>> Start

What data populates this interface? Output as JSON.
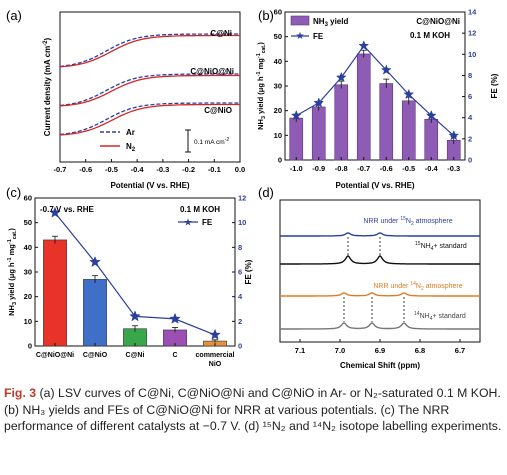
{
  "panels": {
    "a": {
      "letter": "(a)",
      "xlabel": "Potential (V vs. RHE)",
      "ylabel": "Current density (mA cm",
      "ylabel_sup": "-2",
      "ylabel_end": ")",
      "xticks": [
        "-0.7",
        "-0.6",
        "-0.5",
        "-0.4",
        "-0.3",
        "-0.2",
        "-0.1",
        "0.0"
      ],
      "curve_labels": [
        "C@Ni",
        "C@NiO@Ni",
        "C@NiO"
      ],
      "legend": {
        "ar": "Ar",
        "n2": "N",
        "n2_sub": "2"
      },
      "scale_bar": "0.1 mA cm",
      "scale_bar_sup": "-2",
      "colors": {
        "ar": "#2b3f9e",
        "n2": "#d62728"
      }
    },
    "b": {
      "letter": "(b)",
      "annotation1": "C@NiO@Ni",
      "annotation2": "0.1 M KOH",
      "legend_bar": "NH",
      "legend_bar_sub": "3",
      "legend_bar_end": " yield",
      "legend_line": "FE",
      "ylabel_left": "NH",
      "ylabel_left_sub": "3",
      "ylabel_left_end": " yield (μg h",
      "ylabel_left_sup": "-1",
      "ylabel_left_end2": " mg",
      "ylabel_left_sup2": "-1",
      "ylabel_left_sub2": "cat.",
      "ylabel_left_end3": ")",
      "ylabel_right": "FE (%)",
      "xlabel": "Potential (V vs. RHE)",
      "yticks_left": [
        "0",
        "10",
        "20",
        "30",
        "40",
        "50",
        "60"
      ],
      "yticks_right": [
        "0",
        "2",
        "4",
        "6",
        "8",
        "10",
        "12",
        "14"
      ],
      "colors": {
        "bar": "#8e5bb5",
        "bar_edge": "#5b3a7a",
        "line": "#2b3f9e"
      }
    },
    "c": {
      "letter": "(c)",
      "annotation1": "-0.7 V vs. RHE",
      "annotation2": "0.1 M KOH",
      "legend_line": "FE",
      "ylabel_left": "NH",
      "ylabel_left_sub": "3",
      "ylabel_left_end": " yield (μg h",
      "ylabel_left_sup": "-1",
      "ylabel_left_end2": " mg",
      "ylabel_left_sup2": "-1",
      "ylabel_left_sub2": "cat.",
      "ylabel_left_end3": ")",
      "ylabel_right": "FE (%)",
      "yticks_left": [
        "0",
        "10",
        "20",
        "30",
        "40",
        "50",
        "60"
      ],
      "yticks_right": [
        "0",
        "2",
        "4",
        "6",
        "8",
        "10",
        "12"
      ],
      "categories": [
        "C@NiO@Ni",
        "C@NiO",
        "C@Ni",
        "C",
        "commercial NiO"
      ],
      "bar_colors": [
        "#e8332a",
        "#3f6fc7",
        "#3aa64a",
        "#9b4fb5",
        "#e0933a"
      ],
      "colors": {
        "line": "#2b3f9e"
      }
    },
    "d": {
      "letter": "(d)",
      "xlabel": "Chemical Shift (ppm)",
      "xticks": [
        "7.1",
        "7.0",
        "6.9",
        "6.8",
        "6.7"
      ],
      "labels": [
        {
          "pre": "NRR under ",
          "sup": "15",
          "main": "N",
          "sub": "2",
          "post": " atmosphere",
          "color": "#2b3f9e"
        },
        {
          "pre": "",
          "sup": "15",
          "main": "NH",
          "sub": "4",
          "post": "+ standard",
          "color": "#111111"
        },
        {
          "pre": "NRR under ",
          "sup": "14",
          "main": "N",
          "sub": "2",
          "post": " atmosphere",
          "color": "#e07b22"
        },
        {
          "pre": "",
          "sup": "14",
          "main": "NH",
          "sub": "4",
          "post": "+ standard",
          "color": "#444444"
        }
      ],
      "colors": {
        "c15n2": "#2b3f9e",
        "c15std": "#111111",
        "c14n2": "#e07b22",
        "c14std": "#777777"
      }
    }
  },
  "chart_data": [
    {
      "panel": "b",
      "type": "bar",
      "categories": [
        "-1.0",
        "-0.9",
        "-0.8",
        "-0.7",
        "-0.6",
        "-0.5",
        "-0.4",
        "-0.3"
      ],
      "series": [
        {
          "name": "NH3 yield",
          "axis": "left",
          "values": [
            17,
            21.5,
            30.5,
            43,
            31,
            24,
            16.5,
            8
          ],
          "errors": [
            1.5,
            1.5,
            1.5,
            1.5,
            1.8,
            1.5,
            1.5,
            1.5
          ]
        },
        {
          "name": "FE",
          "type": "line",
          "axis": "right",
          "values": [
            4.2,
            5.4,
            7.8,
            10.8,
            8.5,
            6.2,
            4.2,
            2.3
          ]
        }
      ],
      "ylim_left": [
        0,
        60
      ],
      "ylim_right": [
        0,
        14
      ]
    },
    {
      "panel": "c",
      "type": "bar",
      "categories": [
        "C@NiO@Ni",
        "C@NiO",
        "C@Ni",
        "C",
        "commercial NiO"
      ],
      "series": [
        {
          "name": "NH3 yield",
          "axis": "left",
          "values": [
            43,
            27,
            7,
            6.5,
            2
          ],
          "errors": [
            1.5,
            1.5,
            1.2,
            1.0,
            0.5
          ]
        },
        {
          "name": "FE",
          "type": "line",
          "axis": "right",
          "values": [
            10.8,
            6.8,
            2.4,
            2.2,
            0.9
          ]
        }
      ],
      "ylim_left": [
        0,
        60
      ],
      "ylim_right": [
        0,
        12
      ]
    },
    {
      "panel": "a",
      "type": "line",
      "x_range": [
        -0.7,
        0.0
      ],
      "curves": [
        "C@Ni",
        "C@NiO@Ni",
        "C@NiO"
      ],
      "series": [
        "Ar",
        "N2"
      ]
    },
    {
      "panel": "d",
      "type": "line",
      "x_range": [
        7.15,
        6.65
      ],
      "peak_positions_15N": [
        6.98,
        6.9
      ],
      "peak_positions_14N": [
        6.99,
        6.92,
        6.84
      ]
    }
  ],
  "caption": {
    "label": "Fig. 3",
    "text": "  (a) LSV curves of C@Ni, C@NiO@Ni and C@NiO in Ar- or N₂-saturated 0.1 M KOH. (b) NH₃ yields and FEs of C@NiO@Ni for NRR at various potentials. (c) The NRR performance of different catalysts at −0.7 V. (d) ¹⁵N₂ and ¹⁴N₂ isotope labelling experiments."
  }
}
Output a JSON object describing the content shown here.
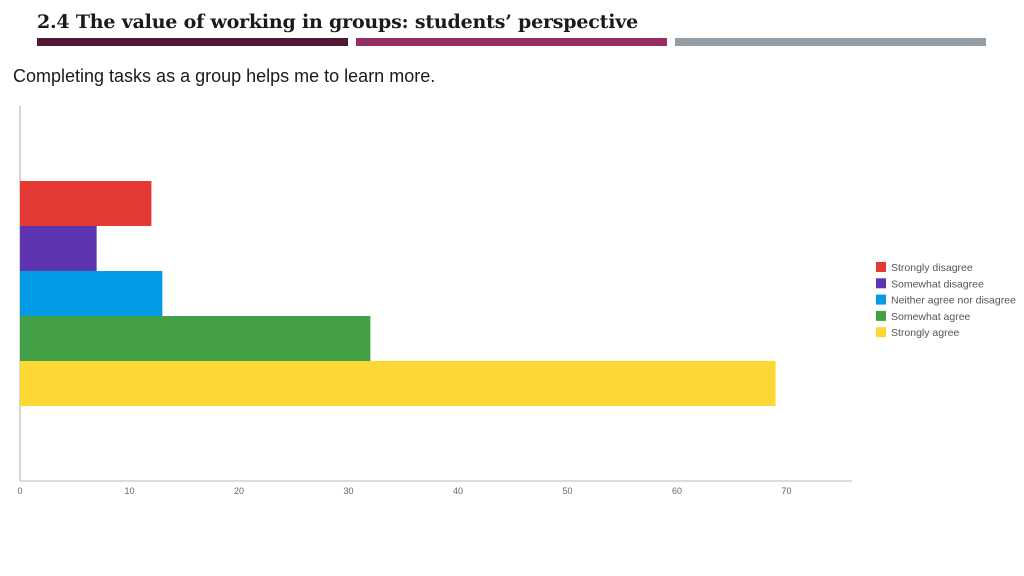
{
  "slide": {
    "title": "2.4 The value of working in groups: students’ perspective",
    "bar_colors": [
      "#4e1a38",
      "#962e64",
      "#959ea4"
    ]
  },
  "question": "Completing tasks as a group helps me to learn more.",
  "chart_data": {
    "type": "bar",
    "orientation": "horizontal",
    "title": "",
    "xlabel": "",
    "ylabel": "",
    "xlim": [
      0,
      76
    ],
    "x_ticks": [
      0,
      10,
      20,
      30,
      40,
      50,
      60,
      70
    ],
    "grid": false,
    "legend_position": "right",
    "series": [
      {
        "name": "Strongly disagree",
        "value": 12,
        "color": "#e53935"
      },
      {
        "name": "Somewhat disagree",
        "value": 7,
        "color": "#5e35b1"
      },
      {
        "name": "Neither agree nor disagree",
        "value": 13,
        "color": "#039be5"
      },
      {
        "name": "Somewhat agree",
        "value": 32,
        "color": "#43a047"
      },
      {
        "name": "Strongly agree",
        "value": 69,
        "color": "#fdd835"
      }
    ]
  }
}
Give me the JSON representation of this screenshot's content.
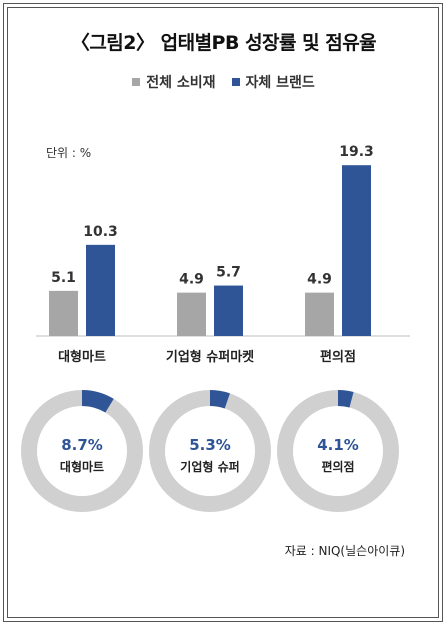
{
  "title": "〈그림2〉 업태별PB 성장률 및 점유율",
  "legend": [
    {
      "label": "전체 소비재",
      "color": "#a6a6a6"
    },
    {
      "label": "자체 브랜드",
      "color": "#2f5597"
    }
  ],
  "unit": "단위 : %",
  "source": "자료 : NIQ(닐슨아이큐)",
  "chart_data": [
    {
      "type": "bar",
      "categories": [
        "대형마트",
        "기업형 슈퍼마켓",
        "편의점"
      ],
      "series": [
        {
          "name": "전체 소비재",
          "values": [
            5.1,
            4.9,
            4.9
          ]
        },
        {
          "name": "자체 브랜드",
          "values": [
            10.3,
            5.7,
            19.3
          ]
        }
      ],
      "value_labels": {
        "전체 소비재": [
          "5.1",
          "4.9",
          "4.9"
        ],
        "자체 브랜드": [
          "10.3",
          "5.7",
          "19.3"
        ]
      },
      "ylim": [
        0,
        20
      ],
      "grid": false
    },
    {
      "type": "pie",
      "style": "donut",
      "donuts": [
        {
          "label": "대형마트",
          "value": 8.7,
          "value_text": "8.7%"
        },
        {
          "label": "기업형 슈퍼",
          "value": 5.3,
          "value_text": "5.3%"
        },
        {
          "label": "편의점",
          "value": 4.1,
          "value_text": "4.1%"
        }
      ],
      "colors": {
        "share": "#2f5597",
        "rest": "#d0d0d0",
        "value_text": "#2f5597"
      }
    }
  ]
}
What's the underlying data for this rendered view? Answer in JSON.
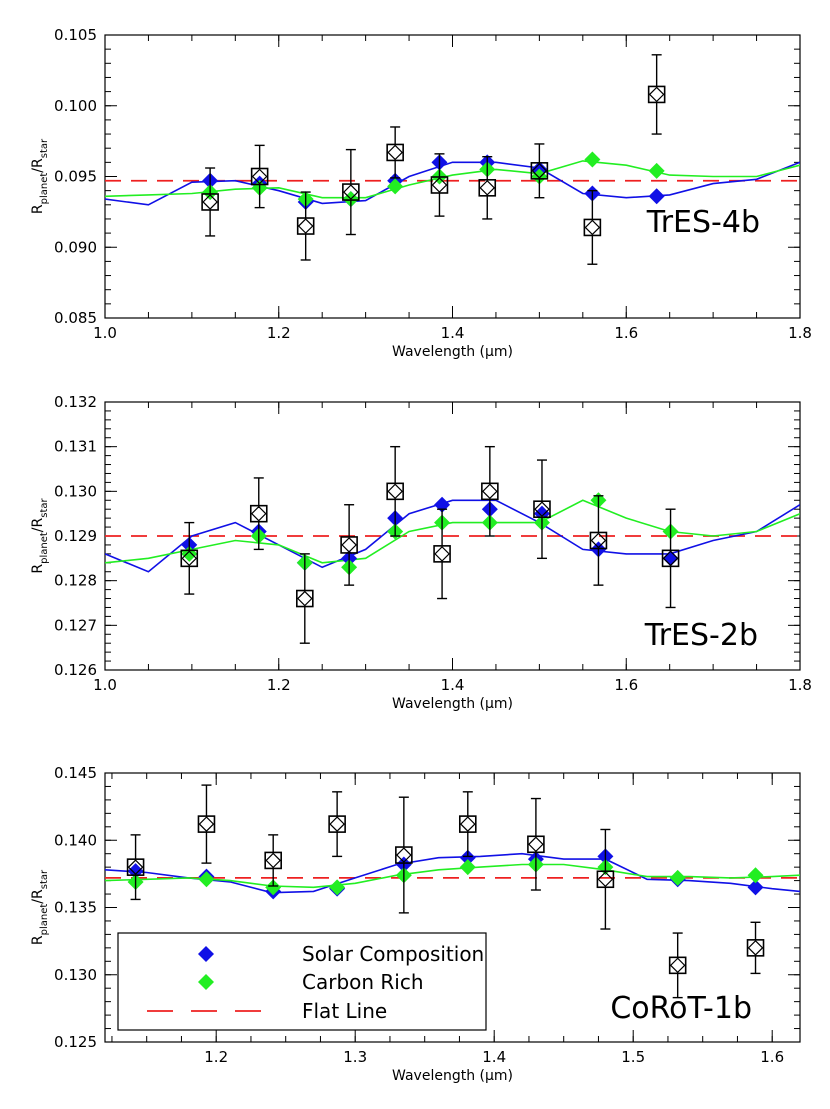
{
  "colors": {
    "solar": "#1010e6",
    "carbon": "#22ee22",
    "flat": "#ee2020",
    "observed": "#000000"
  },
  "legend": {
    "solar": "Solar Composition",
    "carbon": "Carbon Rich",
    "flat": "Flat Line"
  },
  "chart_data": [
    {
      "type": "scatter",
      "panel_label": "TrES-4b",
      "xlabel": "Wavelength (μm)",
      "ylabel": "Rplanet/Rstar",
      "xlim": [
        1.0,
        1.8
      ],
      "ylim": [
        0.085,
        0.105
      ],
      "xticks": [
        1.0,
        1.2,
        1.4,
        1.6,
        1.8
      ],
      "yticks": [
        0.085,
        0.09,
        0.095,
        0.1,
        0.105
      ],
      "y_decimals": 3,
      "grid": false,
      "flat_line": 0.0947,
      "observed": {
        "x": [
          1.121,
          1.178,
          1.231,
          1.283,
          1.334,
          1.385,
          1.44,
          1.5,
          1.561,
          1.635
        ],
        "y": [
          0.0932,
          0.095,
          0.0915,
          0.0939,
          0.0967,
          0.0944,
          0.0942,
          0.0954,
          0.0914,
          0.1008
        ],
        "err": [
          0.0024,
          0.0022,
          0.0024,
          0.003,
          0.0018,
          0.0022,
          0.0022,
          0.0019,
          0.0026,
          0.0028
        ]
      },
      "solar_points": {
        "x": [
          1.121,
          1.178,
          1.231,
          1.283,
          1.334,
          1.385,
          1.44,
          1.5,
          1.561,
          1.635
        ],
        "y": [
          0.0947,
          0.0945,
          0.0932,
          0.0934,
          0.0947,
          0.096,
          0.096,
          0.0955,
          0.0938,
          0.0936
        ]
      },
      "carbon_points": {
        "x": [
          1.121,
          1.178,
          1.231,
          1.283,
          1.334,
          1.385,
          1.44,
          1.5,
          1.561,
          1.635
        ],
        "y": [
          0.0939,
          0.0942,
          0.0934,
          0.0934,
          0.0943,
          0.095,
          0.0955,
          0.095,
          0.0962,
          0.0954
        ]
      },
      "solar_model": {
        "x": [
          1.0,
          1.05,
          1.1,
          1.15,
          1.2,
          1.25,
          1.3,
          1.35,
          1.4,
          1.45,
          1.5,
          1.55,
          1.6,
          1.65,
          1.7,
          1.75,
          1.8
        ],
        "y": [
          0.0934,
          0.093,
          0.0946,
          0.0947,
          0.094,
          0.0931,
          0.0933,
          0.095,
          0.096,
          0.096,
          0.0956,
          0.0938,
          0.0935,
          0.0937,
          0.0945,
          0.0948,
          0.096
        ]
      },
      "carbon_model": {
        "x": [
          1.0,
          1.05,
          1.1,
          1.15,
          1.2,
          1.25,
          1.3,
          1.35,
          1.4,
          1.45,
          1.5,
          1.55,
          1.6,
          1.65,
          1.7,
          1.75,
          1.8
        ],
        "y": [
          0.0936,
          0.0937,
          0.0938,
          0.0941,
          0.0942,
          0.0935,
          0.0935,
          0.0944,
          0.0951,
          0.0955,
          0.0952,
          0.0961,
          0.0958,
          0.0951,
          0.095,
          0.095,
          0.0958
        ]
      }
    },
    {
      "type": "scatter",
      "panel_label": "TrES-2b",
      "xlabel": "Wavelength (μm)",
      "ylabel": "Rplanet/Rstar",
      "xlim": [
        1.0,
        1.8
      ],
      "ylim": [
        0.126,
        0.132
      ],
      "xticks": [
        1.0,
        1.2,
        1.4,
        1.6,
        1.8
      ],
      "yticks": [
        0.126,
        0.127,
        0.128,
        0.129,
        0.13,
        0.131,
        0.132
      ],
      "y_decimals": 3,
      "grid": false,
      "flat_line": 0.129,
      "observed": {
        "x": [
          1.097,
          1.177,
          1.23,
          1.281,
          1.334,
          1.388,
          1.443,
          1.503,
          1.568,
          1.651
        ],
        "y": [
          0.1285,
          0.1295,
          0.1276,
          0.1288,
          0.13,
          0.1286,
          0.13,
          0.1296,
          0.1289,
          0.1285
        ],
        "err": [
          0.0008,
          0.0008,
          0.001,
          0.0009,
          0.001,
          0.001,
          0.001,
          0.0011,
          0.001,
          0.0011
        ]
      },
      "solar_points": {
        "x": [
          1.097,
          1.177,
          1.23,
          1.281,
          1.334,
          1.388,
          1.443,
          1.503,
          1.568,
          1.651
        ],
        "y": [
          0.1288,
          0.1291,
          0.1284,
          0.1285,
          0.1294,
          0.1297,
          0.1296,
          0.1295,
          0.1287,
          0.1285
        ]
      },
      "carbon_points": {
        "x": [
          1.097,
          1.177,
          1.23,
          1.281,
          1.334,
          1.388,
          1.443,
          1.503,
          1.568,
          1.651
        ],
        "y": [
          0.1286,
          0.129,
          0.1284,
          0.1283,
          0.1291,
          0.1293,
          0.1293,
          0.1293,
          0.1298,
          0.1291
        ]
      },
      "solar_model": {
        "x": [
          1.0,
          1.05,
          1.1,
          1.15,
          1.2,
          1.25,
          1.3,
          1.35,
          1.4,
          1.45,
          1.5,
          1.55,
          1.6,
          1.65,
          1.7,
          1.75,
          1.8
        ],
        "y": [
          0.1286,
          0.1282,
          0.129,
          0.1293,
          0.1288,
          0.1283,
          0.1287,
          0.1295,
          0.1298,
          0.1298,
          0.1293,
          0.1287,
          0.1286,
          0.1286,
          0.1289,
          0.1291,
          0.1297
        ]
      },
      "carbon_model": {
        "x": [
          1.0,
          1.05,
          1.1,
          1.15,
          1.2,
          1.25,
          1.3,
          1.35,
          1.4,
          1.45,
          1.5,
          1.55,
          1.6,
          1.65,
          1.7,
          1.75,
          1.8
        ],
        "y": [
          0.1284,
          0.1285,
          0.1287,
          0.1289,
          0.1288,
          0.1284,
          0.1285,
          0.1291,
          0.1293,
          0.1293,
          0.1293,
          0.1298,
          0.1294,
          0.1291,
          0.129,
          0.1291,
          0.1295
        ]
      }
    },
    {
      "type": "scatter",
      "panel_label": "CoRoT-1b",
      "xlabel": "Wavelength (μm)",
      "ylabel": "Rplanet/Rstar",
      "xlim": [
        1.12,
        1.62
      ],
      "ylim": [
        0.125,
        0.145
      ],
      "xticks": [
        1.2,
        1.3,
        1.4,
        1.5,
        1.6
      ],
      "yticks": [
        0.125,
        0.13,
        0.135,
        0.14,
        0.145
      ],
      "y_decimals": 3,
      "grid": false,
      "flat_line": 0.1372,
      "legend_position": "bottom-left",
      "observed": {
        "x": [
          1.142,
          1.193,
          1.241,
          1.287,
          1.335,
          1.381,
          1.43,
          1.48,
          1.532,
          1.588
        ],
        "y": [
          0.138,
          0.1412,
          0.1385,
          0.1412,
          0.1389,
          0.1412,
          0.1397,
          0.1371,
          0.1307,
          0.132
        ],
        "err": [
          0.0024,
          0.0029,
          0.0019,
          0.0024,
          0.0043,
          0.0024,
          0.0034,
          0.0037,
          0.0024,
          0.0019
        ]
      },
      "solar_points": {
        "x": [
          1.142,
          1.193,
          1.241,
          1.287,
          1.335,
          1.381,
          1.43,
          1.48,
          1.532,
          1.588
        ],
        "y": [
          0.1377,
          0.1373,
          0.1362,
          0.1364,
          0.1382,
          0.1387,
          0.1386,
          0.1388,
          0.1371,
          0.1365
        ]
      },
      "carbon_points": {
        "x": [
          1.142,
          1.193,
          1.241,
          1.287,
          1.335,
          1.381,
          1.43,
          1.48,
          1.532,
          1.588
        ],
        "y": [
          0.1369,
          0.1371,
          0.1365,
          0.1365,
          0.1374,
          0.138,
          0.1382,
          0.138,
          0.1372,
          0.1374
        ]
      },
      "solar_model": {
        "x": [
          1.12,
          1.15,
          1.18,
          1.21,
          1.24,
          1.27,
          1.3,
          1.33,
          1.36,
          1.39,
          1.42,
          1.45,
          1.48,
          1.51,
          1.54,
          1.57,
          1.6,
          1.62
        ],
        "y": [
          0.1378,
          0.1376,
          0.1372,
          0.1369,
          0.1361,
          0.1362,
          0.1372,
          0.1382,
          0.1387,
          0.1388,
          0.139,
          0.1386,
          0.1386,
          0.1371,
          0.137,
          0.1368,
          0.1364,
          0.1362
        ]
      },
      "carbon_model": {
        "x": [
          1.12,
          1.15,
          1.18,
          1.21,
          1.24,
          1.27,
          1.3,
          1.33,
          1.36,
          1.39,
          1.42,
          1.45,
          1.48,
          1.51,
          1.54,
          1.57,
          1.6,
          1.62
        ],
        "y": [
          0.137,
          0.1371,
          0.1372,
          0.137,
          0.1366,
          0.1365,
          0.1368,
          0.1374,
          0.1378,
          0.138,
          0.1382,
          0.1382,
          0.1378,
          0.1373,
          0.1373,
          0.1372,
          0.1373,
          0.1374
        ]
      }
    }
  ]
}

>> End

• Exercise prompt
Copy out every line of the listing that contains the string "content".

• Complete answer
Output a JSON object describing the content shown here.
Give me the JSON representation of this screenshot's content.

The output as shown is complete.